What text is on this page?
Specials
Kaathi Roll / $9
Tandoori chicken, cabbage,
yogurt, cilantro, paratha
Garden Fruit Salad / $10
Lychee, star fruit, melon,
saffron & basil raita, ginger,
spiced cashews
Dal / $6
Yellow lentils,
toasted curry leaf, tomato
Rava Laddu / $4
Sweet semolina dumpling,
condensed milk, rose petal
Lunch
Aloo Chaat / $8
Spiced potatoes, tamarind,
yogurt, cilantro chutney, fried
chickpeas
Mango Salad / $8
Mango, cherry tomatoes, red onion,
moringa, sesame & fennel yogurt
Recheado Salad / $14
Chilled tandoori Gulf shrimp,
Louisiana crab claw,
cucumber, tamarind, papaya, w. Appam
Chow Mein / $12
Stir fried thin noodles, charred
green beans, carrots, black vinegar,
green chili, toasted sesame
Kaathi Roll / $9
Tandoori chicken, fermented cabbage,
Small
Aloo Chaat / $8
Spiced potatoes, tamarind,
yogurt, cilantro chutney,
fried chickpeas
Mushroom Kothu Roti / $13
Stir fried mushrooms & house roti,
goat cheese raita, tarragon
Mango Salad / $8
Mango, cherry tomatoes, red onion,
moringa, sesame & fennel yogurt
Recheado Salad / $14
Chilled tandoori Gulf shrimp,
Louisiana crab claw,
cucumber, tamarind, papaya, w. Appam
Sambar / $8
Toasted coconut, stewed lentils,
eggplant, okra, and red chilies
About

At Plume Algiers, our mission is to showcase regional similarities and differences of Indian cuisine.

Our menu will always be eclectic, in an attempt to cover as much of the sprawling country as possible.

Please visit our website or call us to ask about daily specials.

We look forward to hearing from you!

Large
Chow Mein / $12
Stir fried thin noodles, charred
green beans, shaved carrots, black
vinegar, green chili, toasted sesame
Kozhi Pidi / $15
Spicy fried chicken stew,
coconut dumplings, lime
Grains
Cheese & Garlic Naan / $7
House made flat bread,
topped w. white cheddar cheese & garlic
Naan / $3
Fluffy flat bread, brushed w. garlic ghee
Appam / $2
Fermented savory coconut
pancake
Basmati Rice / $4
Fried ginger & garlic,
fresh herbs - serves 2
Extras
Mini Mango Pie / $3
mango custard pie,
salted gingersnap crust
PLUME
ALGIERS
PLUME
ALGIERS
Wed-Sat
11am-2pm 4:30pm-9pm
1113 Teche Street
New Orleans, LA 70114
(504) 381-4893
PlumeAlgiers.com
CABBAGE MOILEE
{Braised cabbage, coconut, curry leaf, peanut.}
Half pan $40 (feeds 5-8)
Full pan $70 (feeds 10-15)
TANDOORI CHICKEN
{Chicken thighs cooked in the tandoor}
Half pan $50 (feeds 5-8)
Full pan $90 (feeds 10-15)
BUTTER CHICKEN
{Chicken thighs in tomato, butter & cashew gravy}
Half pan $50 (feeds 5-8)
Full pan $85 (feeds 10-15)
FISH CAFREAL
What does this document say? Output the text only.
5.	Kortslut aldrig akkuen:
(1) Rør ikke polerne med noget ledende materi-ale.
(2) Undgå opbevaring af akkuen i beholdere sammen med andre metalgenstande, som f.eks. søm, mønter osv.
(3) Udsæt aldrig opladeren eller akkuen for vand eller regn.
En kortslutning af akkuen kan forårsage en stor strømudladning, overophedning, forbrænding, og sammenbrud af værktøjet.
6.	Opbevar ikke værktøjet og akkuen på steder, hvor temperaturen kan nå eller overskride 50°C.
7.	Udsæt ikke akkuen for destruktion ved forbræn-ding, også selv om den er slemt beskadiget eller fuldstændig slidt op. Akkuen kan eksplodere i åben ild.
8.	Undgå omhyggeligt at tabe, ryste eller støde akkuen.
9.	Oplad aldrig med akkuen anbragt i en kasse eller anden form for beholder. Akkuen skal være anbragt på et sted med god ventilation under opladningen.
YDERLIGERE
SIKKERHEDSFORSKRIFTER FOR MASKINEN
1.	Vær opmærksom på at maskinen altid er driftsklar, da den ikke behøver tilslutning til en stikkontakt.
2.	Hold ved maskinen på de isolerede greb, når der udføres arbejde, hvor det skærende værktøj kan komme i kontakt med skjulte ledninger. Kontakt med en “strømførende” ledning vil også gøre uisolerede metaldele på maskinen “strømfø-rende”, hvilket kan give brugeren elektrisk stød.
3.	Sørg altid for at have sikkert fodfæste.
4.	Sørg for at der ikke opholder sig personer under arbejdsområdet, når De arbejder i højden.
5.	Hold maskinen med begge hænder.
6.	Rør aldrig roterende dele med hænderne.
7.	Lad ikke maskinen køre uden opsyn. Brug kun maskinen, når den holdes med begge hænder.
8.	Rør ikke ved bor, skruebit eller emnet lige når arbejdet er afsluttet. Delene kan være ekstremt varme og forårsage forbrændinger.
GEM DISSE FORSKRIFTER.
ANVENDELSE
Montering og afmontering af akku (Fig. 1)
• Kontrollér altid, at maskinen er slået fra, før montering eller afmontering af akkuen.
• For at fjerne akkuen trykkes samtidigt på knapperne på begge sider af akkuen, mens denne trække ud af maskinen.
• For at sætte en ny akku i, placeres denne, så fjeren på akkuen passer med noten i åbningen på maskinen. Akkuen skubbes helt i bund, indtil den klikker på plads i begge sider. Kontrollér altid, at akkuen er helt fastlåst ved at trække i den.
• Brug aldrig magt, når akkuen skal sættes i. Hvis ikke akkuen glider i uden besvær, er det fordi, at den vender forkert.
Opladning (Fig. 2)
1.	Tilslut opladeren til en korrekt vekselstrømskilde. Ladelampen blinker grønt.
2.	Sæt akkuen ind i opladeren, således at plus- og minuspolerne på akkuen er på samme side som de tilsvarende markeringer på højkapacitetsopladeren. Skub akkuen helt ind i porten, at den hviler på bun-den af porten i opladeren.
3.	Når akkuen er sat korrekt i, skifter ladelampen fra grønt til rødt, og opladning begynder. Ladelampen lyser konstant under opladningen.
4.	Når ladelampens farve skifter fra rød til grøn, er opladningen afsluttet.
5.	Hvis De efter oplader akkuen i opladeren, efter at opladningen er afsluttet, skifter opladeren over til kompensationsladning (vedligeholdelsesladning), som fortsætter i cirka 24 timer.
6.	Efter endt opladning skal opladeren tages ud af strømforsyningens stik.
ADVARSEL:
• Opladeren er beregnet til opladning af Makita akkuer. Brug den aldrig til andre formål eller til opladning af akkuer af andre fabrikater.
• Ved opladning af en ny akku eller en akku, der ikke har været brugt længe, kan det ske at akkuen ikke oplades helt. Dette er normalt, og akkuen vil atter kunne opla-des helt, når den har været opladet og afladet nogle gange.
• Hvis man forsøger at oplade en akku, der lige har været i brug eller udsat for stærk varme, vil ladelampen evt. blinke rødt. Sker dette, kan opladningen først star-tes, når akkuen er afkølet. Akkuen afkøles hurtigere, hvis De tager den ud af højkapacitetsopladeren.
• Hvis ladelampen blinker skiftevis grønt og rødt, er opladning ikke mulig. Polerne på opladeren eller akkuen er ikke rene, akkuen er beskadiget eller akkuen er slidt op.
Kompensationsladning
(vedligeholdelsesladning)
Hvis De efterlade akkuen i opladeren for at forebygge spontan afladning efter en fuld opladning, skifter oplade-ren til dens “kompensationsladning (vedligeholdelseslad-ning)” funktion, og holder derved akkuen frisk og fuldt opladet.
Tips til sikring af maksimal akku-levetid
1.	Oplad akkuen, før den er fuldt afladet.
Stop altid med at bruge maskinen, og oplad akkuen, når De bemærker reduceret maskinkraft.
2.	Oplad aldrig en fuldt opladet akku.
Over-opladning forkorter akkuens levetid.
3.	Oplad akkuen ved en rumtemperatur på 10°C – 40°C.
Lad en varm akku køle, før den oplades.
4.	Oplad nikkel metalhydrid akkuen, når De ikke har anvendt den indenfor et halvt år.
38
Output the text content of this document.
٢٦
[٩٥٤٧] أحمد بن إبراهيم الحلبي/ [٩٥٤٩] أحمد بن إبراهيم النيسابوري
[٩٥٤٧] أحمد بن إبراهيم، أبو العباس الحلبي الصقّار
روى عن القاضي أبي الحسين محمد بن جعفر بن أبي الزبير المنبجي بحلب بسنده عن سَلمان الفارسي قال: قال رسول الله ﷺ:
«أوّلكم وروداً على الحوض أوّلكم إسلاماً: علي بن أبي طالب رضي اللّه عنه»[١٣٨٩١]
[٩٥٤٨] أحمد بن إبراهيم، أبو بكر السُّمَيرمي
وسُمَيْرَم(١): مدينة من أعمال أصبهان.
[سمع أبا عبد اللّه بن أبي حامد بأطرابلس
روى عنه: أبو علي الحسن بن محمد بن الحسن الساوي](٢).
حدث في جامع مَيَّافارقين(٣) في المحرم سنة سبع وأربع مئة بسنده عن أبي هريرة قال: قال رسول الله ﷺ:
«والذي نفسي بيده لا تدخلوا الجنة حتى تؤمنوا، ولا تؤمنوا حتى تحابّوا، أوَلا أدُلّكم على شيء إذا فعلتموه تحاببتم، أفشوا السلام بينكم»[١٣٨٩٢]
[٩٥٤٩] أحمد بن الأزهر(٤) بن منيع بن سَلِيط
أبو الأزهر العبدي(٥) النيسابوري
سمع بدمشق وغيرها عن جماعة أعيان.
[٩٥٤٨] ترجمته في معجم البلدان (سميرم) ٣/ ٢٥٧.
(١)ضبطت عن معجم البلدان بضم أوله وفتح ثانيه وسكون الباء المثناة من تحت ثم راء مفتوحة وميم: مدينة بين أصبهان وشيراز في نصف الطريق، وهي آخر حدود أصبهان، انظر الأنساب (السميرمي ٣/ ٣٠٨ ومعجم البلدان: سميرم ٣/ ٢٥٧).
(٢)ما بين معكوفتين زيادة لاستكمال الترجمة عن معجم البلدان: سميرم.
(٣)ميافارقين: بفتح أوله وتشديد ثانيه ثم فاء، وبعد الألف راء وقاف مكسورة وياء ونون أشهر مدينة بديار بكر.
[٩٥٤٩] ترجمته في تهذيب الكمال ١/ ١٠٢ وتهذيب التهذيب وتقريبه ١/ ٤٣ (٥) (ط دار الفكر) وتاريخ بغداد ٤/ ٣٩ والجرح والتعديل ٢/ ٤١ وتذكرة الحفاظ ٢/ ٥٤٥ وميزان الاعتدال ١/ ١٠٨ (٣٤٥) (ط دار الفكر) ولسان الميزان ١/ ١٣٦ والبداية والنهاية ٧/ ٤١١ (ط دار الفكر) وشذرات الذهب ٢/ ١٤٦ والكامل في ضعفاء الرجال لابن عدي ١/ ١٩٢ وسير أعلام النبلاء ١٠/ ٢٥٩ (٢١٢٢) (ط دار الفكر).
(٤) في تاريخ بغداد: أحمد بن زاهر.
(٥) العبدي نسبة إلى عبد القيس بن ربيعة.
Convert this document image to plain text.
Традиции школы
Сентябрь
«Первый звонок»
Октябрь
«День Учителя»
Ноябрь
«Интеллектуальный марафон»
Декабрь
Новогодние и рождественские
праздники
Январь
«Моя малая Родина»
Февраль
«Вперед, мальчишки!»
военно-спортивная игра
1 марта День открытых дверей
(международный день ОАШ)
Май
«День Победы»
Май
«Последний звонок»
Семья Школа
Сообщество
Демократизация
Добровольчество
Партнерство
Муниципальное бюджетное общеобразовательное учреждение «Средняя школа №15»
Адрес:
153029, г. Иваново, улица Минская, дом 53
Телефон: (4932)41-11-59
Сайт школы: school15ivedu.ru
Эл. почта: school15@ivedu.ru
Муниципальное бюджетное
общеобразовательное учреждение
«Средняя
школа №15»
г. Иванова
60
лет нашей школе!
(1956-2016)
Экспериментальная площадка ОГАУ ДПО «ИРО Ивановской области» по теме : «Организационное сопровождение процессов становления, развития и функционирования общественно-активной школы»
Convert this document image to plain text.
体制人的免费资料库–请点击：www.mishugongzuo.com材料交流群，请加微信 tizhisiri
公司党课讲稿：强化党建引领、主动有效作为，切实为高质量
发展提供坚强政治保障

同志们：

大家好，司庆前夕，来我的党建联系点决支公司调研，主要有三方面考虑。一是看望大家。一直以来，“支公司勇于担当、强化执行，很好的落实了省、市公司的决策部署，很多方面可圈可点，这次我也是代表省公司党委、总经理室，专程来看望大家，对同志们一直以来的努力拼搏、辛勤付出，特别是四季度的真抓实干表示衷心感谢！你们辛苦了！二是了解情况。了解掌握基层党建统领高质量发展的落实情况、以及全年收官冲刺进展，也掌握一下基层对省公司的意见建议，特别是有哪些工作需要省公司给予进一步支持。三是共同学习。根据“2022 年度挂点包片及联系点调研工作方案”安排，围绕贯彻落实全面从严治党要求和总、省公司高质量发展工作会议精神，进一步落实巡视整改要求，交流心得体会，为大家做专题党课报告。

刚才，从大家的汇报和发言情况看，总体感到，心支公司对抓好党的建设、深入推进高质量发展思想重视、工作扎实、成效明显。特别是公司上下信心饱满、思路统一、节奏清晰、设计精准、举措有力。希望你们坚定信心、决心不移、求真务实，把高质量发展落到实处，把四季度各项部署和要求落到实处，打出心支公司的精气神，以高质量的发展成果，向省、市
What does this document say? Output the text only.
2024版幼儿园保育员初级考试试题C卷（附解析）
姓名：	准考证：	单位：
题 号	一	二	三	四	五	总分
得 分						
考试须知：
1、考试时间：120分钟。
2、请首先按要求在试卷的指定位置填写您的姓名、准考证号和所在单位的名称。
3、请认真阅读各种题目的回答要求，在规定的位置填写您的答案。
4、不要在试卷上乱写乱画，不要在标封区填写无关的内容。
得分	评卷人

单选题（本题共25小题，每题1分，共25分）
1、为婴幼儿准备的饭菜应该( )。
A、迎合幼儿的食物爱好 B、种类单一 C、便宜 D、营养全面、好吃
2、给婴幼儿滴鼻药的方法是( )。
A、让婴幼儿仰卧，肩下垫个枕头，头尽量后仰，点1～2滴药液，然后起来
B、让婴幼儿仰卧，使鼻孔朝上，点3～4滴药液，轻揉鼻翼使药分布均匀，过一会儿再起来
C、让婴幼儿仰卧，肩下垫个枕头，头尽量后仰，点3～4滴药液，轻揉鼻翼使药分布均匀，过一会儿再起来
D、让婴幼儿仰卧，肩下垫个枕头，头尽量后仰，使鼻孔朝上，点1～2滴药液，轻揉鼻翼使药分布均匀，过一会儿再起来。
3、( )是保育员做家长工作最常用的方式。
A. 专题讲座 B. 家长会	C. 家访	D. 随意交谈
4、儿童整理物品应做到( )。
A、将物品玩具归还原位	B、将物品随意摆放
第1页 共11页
========================================================================
Count the lines of the listing above that include the word "учреждение" and state the total with nothing else.

2